**PROBLEM**
Give the number of lines in the data that contain "实际问题与方程", and nothing more.

[GIVEN RECORDS start]

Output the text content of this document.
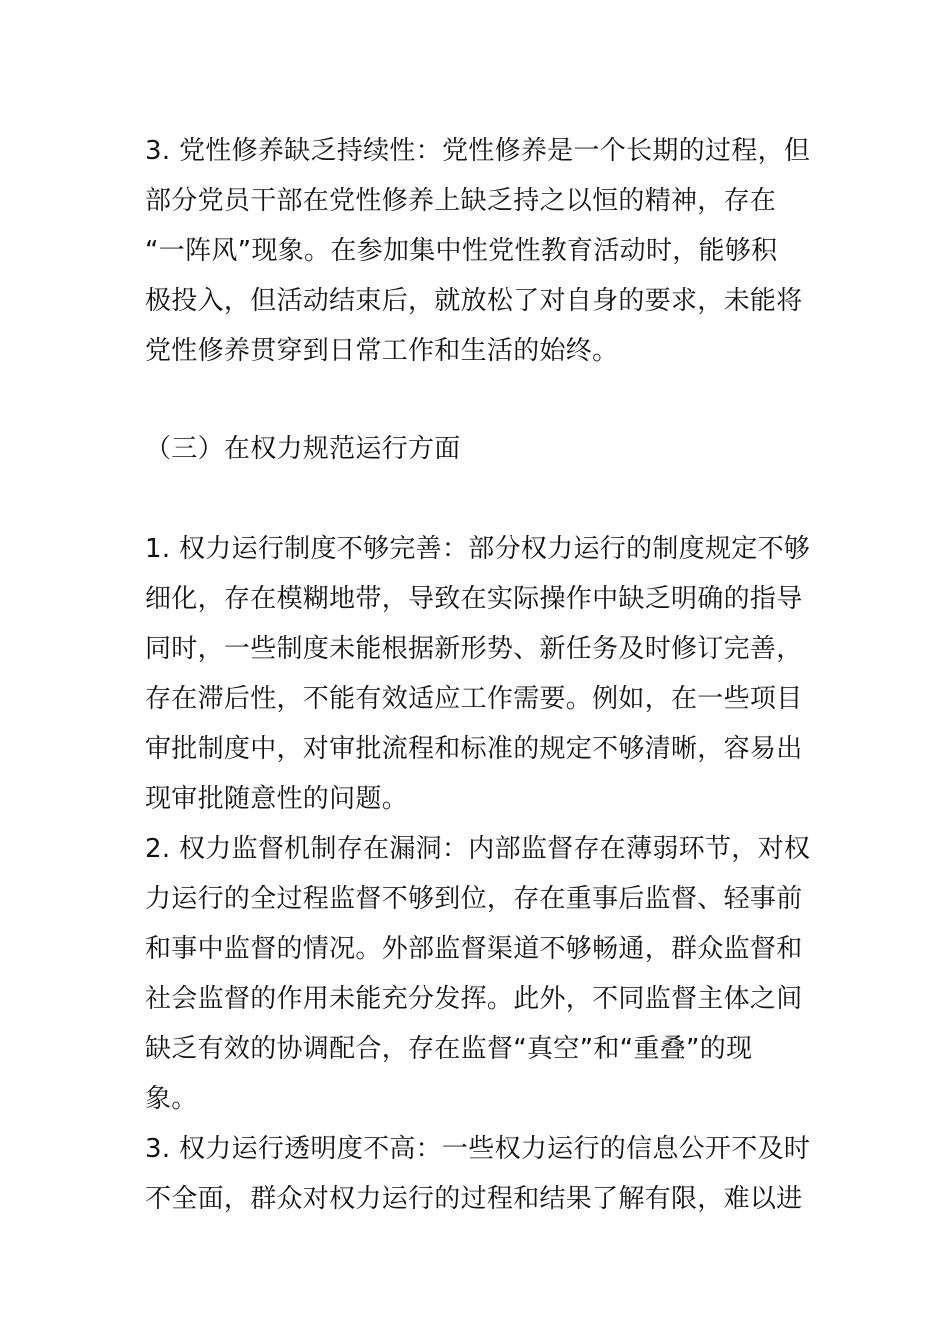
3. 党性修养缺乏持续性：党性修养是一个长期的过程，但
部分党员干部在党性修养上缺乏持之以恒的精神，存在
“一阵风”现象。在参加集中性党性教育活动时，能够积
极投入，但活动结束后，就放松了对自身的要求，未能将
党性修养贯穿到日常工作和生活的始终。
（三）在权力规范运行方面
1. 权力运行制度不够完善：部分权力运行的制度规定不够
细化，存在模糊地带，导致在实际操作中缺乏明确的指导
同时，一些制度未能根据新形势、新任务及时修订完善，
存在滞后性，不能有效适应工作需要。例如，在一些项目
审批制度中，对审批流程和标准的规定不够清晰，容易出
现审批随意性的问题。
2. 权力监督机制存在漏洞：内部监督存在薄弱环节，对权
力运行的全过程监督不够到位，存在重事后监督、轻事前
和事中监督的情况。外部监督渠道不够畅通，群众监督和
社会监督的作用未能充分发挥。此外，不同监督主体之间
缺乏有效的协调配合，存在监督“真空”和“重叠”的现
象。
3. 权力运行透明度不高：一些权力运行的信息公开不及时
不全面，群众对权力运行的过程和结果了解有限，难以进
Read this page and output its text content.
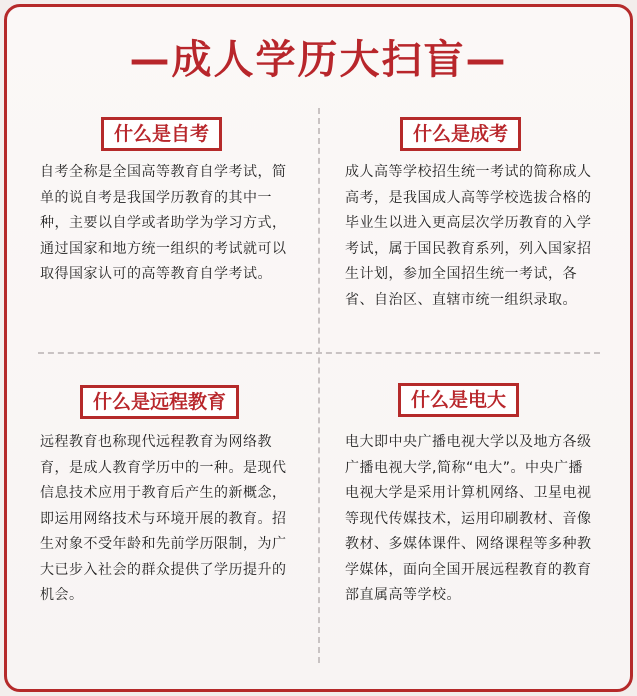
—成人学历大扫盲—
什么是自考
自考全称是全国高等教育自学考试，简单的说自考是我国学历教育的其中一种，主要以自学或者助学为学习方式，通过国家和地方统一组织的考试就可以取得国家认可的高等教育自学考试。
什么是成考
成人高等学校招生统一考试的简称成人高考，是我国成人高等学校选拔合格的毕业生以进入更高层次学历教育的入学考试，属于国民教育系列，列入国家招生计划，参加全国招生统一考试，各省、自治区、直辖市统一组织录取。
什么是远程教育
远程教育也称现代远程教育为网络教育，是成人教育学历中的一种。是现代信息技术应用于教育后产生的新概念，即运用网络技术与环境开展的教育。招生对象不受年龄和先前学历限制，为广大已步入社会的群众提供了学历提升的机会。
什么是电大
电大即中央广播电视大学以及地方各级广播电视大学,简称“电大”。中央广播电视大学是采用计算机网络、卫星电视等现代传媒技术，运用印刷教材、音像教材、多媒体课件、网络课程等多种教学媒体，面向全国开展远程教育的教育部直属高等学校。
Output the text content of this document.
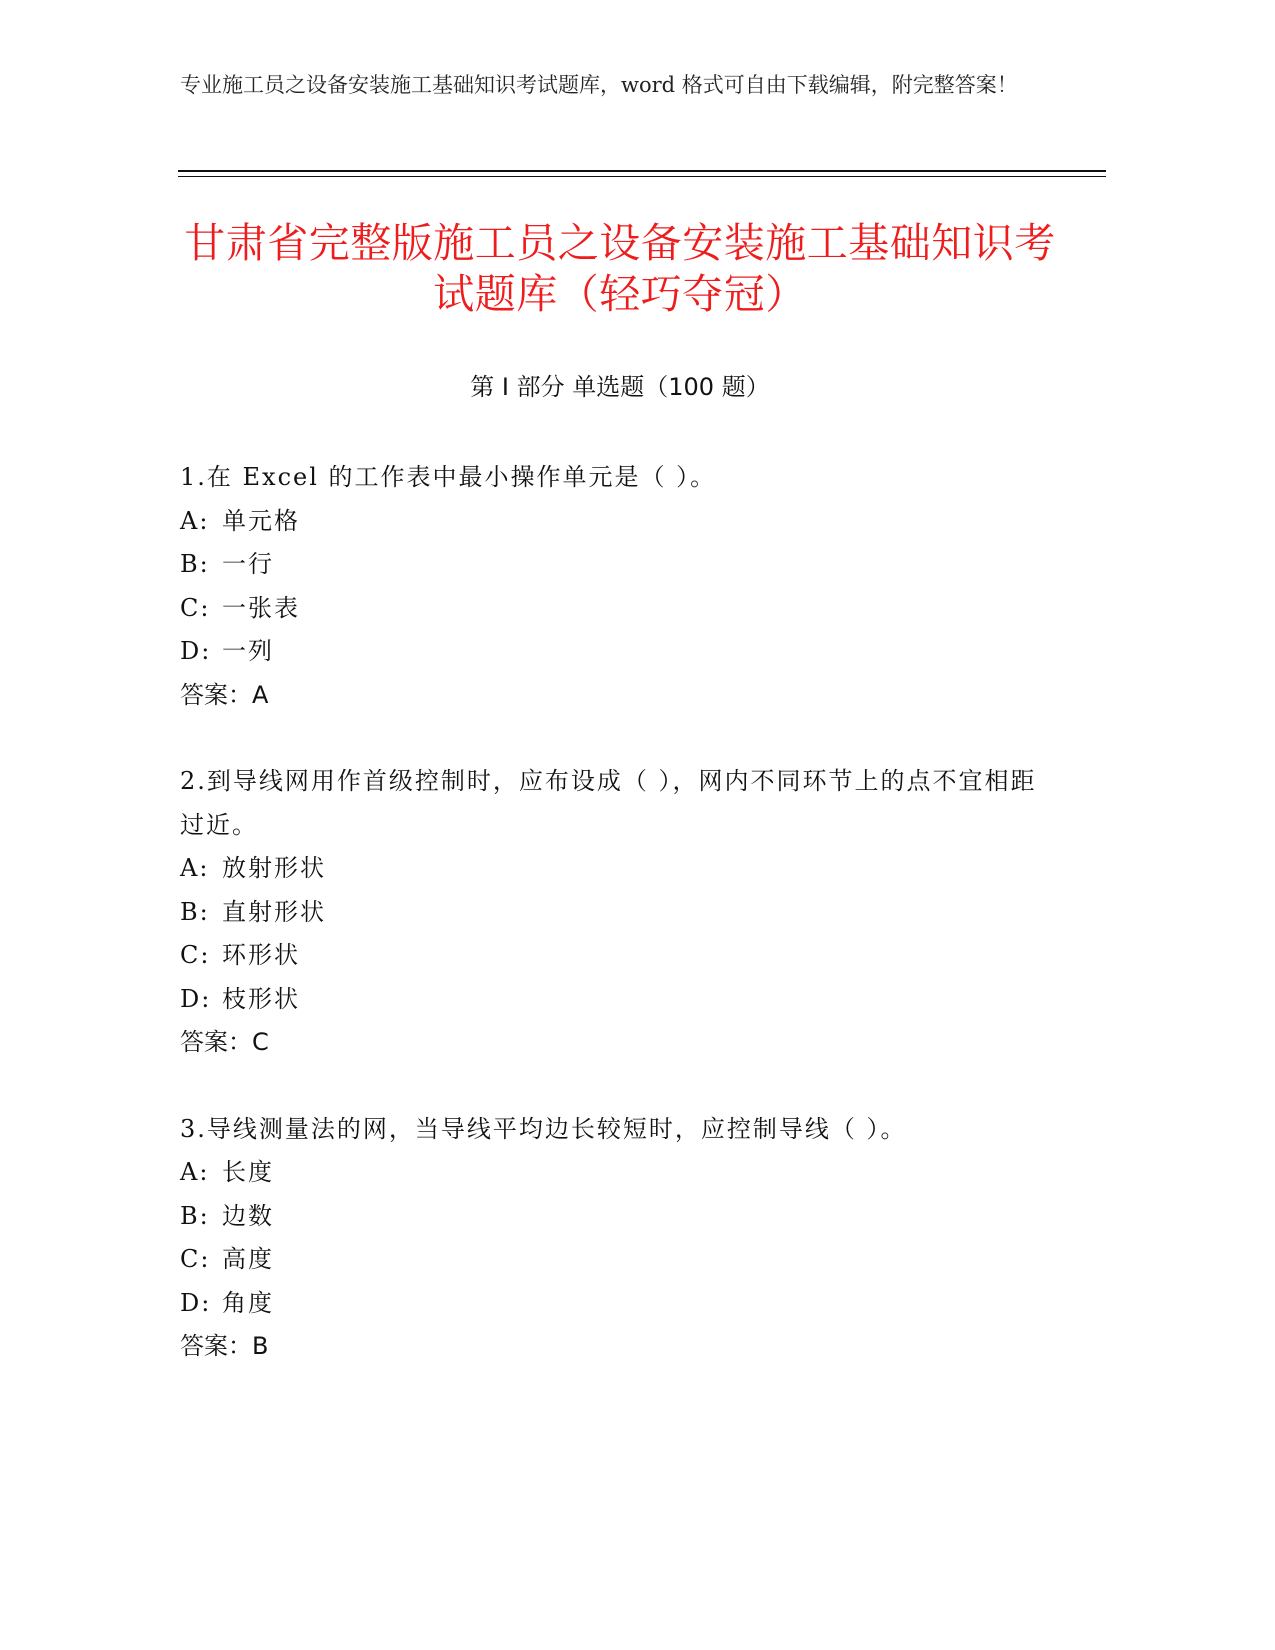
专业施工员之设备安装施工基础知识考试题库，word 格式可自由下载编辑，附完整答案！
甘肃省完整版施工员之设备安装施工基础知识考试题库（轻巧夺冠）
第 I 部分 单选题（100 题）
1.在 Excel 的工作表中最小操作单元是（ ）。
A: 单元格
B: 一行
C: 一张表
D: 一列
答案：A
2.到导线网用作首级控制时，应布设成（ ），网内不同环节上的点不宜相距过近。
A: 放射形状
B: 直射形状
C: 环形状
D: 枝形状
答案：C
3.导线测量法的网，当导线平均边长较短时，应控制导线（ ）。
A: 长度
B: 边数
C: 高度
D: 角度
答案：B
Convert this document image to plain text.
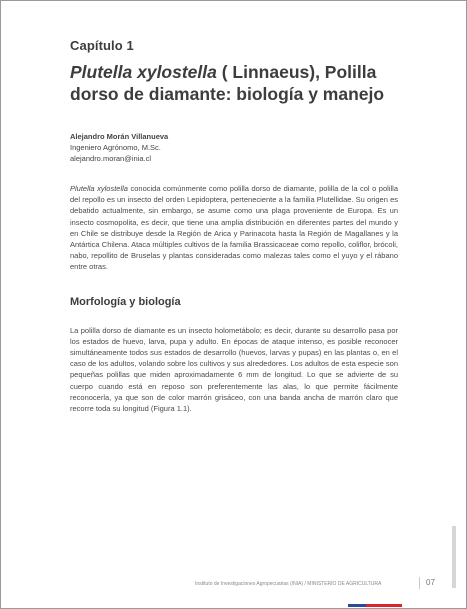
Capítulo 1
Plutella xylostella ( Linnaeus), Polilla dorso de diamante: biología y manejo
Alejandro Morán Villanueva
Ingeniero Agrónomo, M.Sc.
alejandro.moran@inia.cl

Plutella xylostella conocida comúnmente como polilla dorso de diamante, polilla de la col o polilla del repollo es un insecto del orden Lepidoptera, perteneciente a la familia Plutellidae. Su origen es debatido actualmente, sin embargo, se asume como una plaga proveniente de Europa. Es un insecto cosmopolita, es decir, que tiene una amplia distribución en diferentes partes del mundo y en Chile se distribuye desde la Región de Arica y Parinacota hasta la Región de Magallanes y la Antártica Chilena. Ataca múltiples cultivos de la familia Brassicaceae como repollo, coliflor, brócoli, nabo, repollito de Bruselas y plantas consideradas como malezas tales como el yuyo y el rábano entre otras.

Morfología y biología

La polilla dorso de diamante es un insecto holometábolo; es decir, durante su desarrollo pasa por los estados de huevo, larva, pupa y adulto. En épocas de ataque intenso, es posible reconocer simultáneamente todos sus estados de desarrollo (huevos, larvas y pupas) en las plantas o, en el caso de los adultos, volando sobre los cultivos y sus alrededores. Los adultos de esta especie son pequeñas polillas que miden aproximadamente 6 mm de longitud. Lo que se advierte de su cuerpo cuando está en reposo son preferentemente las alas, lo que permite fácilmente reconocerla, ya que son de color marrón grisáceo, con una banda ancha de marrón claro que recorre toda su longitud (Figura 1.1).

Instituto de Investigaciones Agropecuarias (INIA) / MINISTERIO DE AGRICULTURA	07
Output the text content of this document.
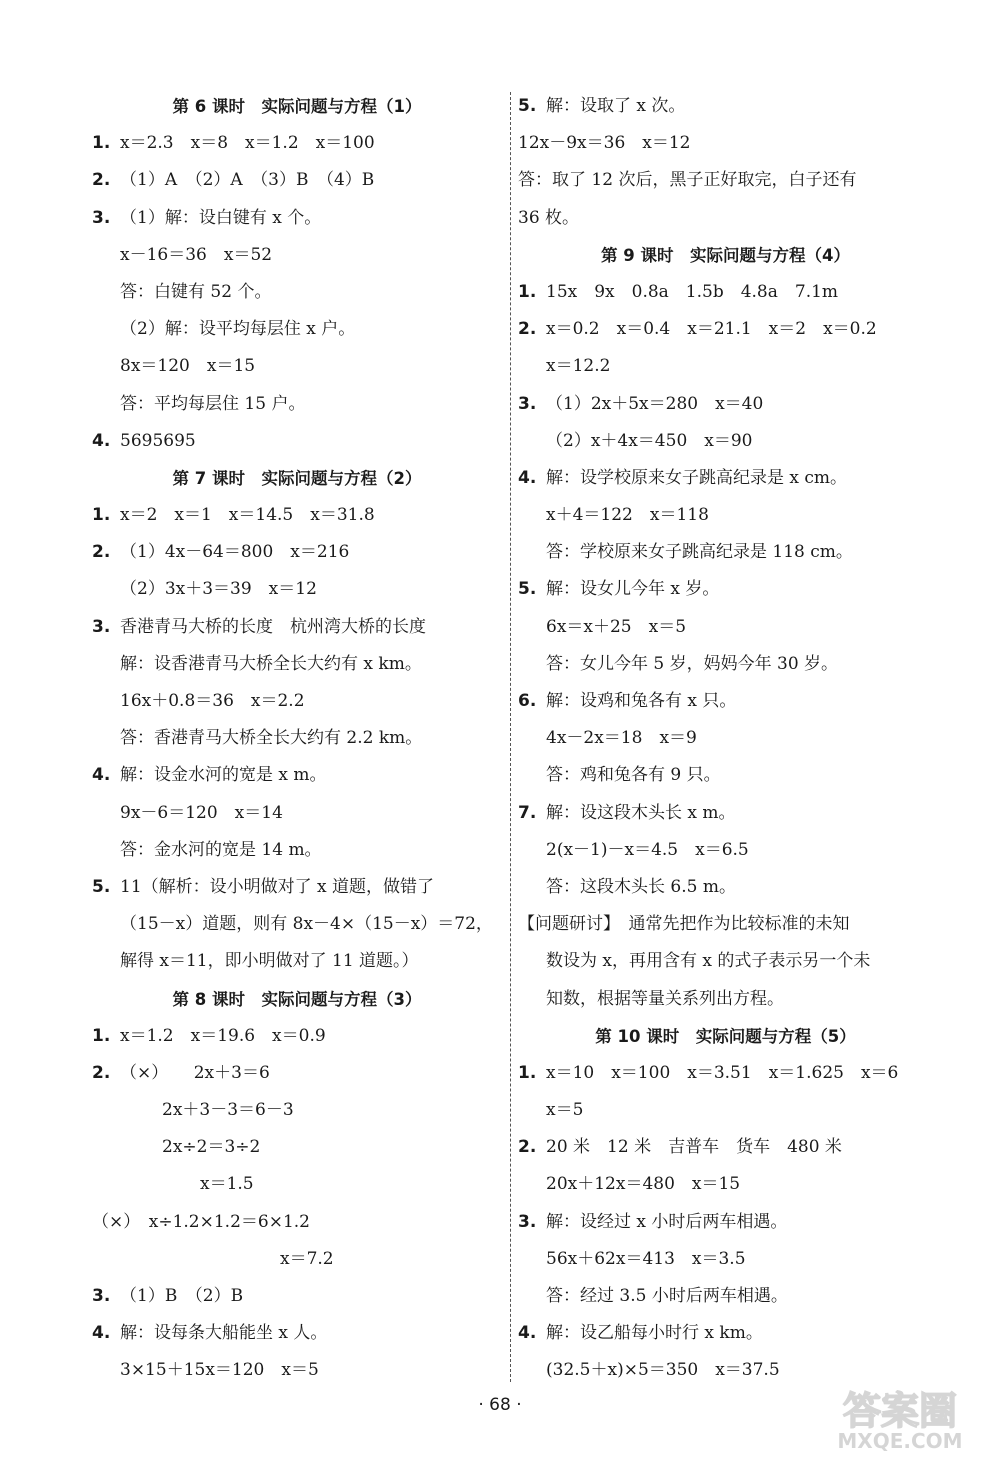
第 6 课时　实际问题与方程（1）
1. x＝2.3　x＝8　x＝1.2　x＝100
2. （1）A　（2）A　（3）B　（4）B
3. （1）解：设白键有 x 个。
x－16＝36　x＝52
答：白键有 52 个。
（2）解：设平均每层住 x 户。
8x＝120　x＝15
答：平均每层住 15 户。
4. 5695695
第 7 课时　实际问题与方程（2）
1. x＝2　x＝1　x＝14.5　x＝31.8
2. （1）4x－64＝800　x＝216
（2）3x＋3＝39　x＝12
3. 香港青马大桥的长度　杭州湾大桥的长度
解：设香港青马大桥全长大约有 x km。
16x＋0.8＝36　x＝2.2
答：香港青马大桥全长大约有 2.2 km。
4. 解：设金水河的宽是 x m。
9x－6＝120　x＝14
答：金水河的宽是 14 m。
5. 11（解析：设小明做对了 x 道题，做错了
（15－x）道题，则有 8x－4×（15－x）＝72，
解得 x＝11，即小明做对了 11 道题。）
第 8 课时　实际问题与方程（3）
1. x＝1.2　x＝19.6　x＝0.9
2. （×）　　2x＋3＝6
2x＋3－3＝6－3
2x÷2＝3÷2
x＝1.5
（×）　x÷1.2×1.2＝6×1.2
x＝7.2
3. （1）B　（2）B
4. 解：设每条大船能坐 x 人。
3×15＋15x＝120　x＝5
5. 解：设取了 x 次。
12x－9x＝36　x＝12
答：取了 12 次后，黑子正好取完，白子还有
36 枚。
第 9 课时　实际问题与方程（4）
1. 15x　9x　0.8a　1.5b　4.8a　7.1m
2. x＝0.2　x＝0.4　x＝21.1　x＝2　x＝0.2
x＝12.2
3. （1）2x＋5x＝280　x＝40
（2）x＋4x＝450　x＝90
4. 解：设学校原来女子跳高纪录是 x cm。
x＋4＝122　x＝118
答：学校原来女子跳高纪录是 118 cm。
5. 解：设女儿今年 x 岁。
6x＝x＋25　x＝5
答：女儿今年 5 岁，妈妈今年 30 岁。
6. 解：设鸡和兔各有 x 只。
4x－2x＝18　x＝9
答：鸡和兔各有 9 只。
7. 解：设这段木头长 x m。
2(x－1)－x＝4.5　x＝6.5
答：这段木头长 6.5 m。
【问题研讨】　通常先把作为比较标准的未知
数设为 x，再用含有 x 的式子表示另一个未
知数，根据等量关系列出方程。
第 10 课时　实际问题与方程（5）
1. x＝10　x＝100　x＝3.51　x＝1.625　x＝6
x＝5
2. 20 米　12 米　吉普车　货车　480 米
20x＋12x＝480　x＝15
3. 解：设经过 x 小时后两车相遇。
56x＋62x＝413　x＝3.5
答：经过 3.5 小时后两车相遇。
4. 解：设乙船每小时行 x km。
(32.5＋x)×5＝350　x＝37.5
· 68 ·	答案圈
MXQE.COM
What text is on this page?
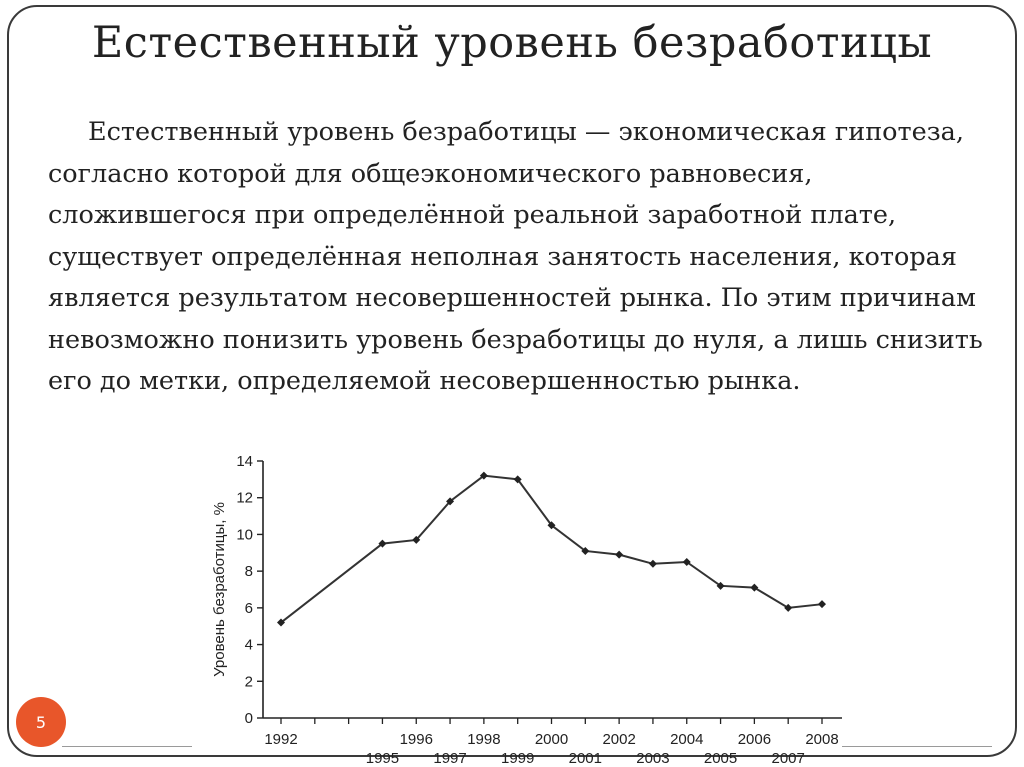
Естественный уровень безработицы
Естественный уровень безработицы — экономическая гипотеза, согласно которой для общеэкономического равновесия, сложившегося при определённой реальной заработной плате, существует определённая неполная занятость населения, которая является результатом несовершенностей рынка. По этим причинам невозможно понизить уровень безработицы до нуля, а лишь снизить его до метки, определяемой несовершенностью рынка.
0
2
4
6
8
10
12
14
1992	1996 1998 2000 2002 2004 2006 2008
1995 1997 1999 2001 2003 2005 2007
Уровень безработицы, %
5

[GIVEN RECORDS end]

**TASK ANSWER**
5